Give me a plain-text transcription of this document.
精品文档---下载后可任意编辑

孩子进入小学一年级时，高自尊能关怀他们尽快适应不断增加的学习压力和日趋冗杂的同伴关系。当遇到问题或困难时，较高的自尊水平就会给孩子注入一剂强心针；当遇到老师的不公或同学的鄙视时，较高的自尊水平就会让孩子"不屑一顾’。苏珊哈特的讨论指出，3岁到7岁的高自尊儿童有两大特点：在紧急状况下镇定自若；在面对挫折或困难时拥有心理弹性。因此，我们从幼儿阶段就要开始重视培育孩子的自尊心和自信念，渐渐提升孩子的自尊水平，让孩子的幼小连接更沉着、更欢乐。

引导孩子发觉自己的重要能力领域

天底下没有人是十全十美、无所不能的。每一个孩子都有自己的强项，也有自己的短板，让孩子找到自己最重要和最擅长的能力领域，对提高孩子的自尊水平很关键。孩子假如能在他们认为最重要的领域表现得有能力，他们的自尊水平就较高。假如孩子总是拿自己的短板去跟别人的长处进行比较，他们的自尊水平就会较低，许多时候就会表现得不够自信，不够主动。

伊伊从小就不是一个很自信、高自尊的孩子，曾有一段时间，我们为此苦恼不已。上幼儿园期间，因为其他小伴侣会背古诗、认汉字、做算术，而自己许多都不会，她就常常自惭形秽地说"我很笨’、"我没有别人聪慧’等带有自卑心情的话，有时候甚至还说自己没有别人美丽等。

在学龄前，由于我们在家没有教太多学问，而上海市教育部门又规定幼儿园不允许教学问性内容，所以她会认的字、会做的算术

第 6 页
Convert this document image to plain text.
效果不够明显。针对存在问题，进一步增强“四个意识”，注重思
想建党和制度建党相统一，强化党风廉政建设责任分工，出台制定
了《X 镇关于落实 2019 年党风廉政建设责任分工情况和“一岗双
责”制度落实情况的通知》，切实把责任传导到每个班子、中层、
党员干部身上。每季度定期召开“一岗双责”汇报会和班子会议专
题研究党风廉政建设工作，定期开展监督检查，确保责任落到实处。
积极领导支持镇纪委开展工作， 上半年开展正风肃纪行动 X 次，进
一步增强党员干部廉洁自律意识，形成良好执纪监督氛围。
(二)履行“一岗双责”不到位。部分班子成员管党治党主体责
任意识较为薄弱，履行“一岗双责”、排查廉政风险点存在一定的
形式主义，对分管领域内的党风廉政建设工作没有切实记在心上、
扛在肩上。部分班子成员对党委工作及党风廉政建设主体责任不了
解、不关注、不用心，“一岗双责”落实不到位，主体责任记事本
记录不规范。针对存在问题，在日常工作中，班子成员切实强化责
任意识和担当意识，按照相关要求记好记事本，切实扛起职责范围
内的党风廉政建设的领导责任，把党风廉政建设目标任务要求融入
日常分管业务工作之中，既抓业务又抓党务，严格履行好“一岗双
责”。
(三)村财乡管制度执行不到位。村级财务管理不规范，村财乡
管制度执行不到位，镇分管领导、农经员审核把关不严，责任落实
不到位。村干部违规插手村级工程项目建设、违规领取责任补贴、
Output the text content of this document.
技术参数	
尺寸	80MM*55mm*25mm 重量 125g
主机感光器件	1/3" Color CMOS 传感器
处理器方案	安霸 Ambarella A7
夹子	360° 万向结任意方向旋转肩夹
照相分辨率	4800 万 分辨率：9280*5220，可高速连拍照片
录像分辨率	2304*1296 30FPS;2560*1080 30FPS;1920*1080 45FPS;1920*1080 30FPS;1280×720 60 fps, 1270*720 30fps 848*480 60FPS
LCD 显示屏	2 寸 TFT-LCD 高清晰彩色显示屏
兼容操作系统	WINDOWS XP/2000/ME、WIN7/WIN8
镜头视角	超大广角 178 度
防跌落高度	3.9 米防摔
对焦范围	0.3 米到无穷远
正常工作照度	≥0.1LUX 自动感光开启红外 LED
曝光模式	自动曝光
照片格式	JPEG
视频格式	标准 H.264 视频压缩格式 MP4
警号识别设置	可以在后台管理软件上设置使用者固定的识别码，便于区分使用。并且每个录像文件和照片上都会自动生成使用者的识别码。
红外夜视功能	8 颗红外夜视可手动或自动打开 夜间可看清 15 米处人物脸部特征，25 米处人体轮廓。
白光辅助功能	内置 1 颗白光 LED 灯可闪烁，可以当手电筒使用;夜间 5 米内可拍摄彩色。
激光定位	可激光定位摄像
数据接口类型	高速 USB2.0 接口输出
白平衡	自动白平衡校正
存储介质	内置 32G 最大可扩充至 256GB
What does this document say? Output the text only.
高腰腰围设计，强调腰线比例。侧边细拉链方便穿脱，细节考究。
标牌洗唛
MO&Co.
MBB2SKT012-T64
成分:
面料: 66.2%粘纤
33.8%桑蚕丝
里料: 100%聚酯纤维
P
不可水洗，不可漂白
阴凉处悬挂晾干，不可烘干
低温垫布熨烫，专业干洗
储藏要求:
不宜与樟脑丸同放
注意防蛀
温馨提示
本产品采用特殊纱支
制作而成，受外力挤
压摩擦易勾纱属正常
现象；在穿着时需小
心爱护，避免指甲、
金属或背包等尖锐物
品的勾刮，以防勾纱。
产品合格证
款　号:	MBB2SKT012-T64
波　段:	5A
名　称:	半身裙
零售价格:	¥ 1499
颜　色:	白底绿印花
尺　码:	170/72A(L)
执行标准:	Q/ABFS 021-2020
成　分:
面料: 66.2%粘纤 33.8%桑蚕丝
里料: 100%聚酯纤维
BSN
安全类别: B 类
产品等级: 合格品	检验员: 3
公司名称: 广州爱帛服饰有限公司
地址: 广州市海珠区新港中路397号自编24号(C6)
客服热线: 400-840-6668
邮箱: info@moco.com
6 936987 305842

++++

• [Objective]:
Extract from the material all lines containing the string "this".

• [The completed task]:
Give me a plain-text transcription of this document.
Convert this document image to plain text.
Output the text content of this document.
What does this document say? Output the text only.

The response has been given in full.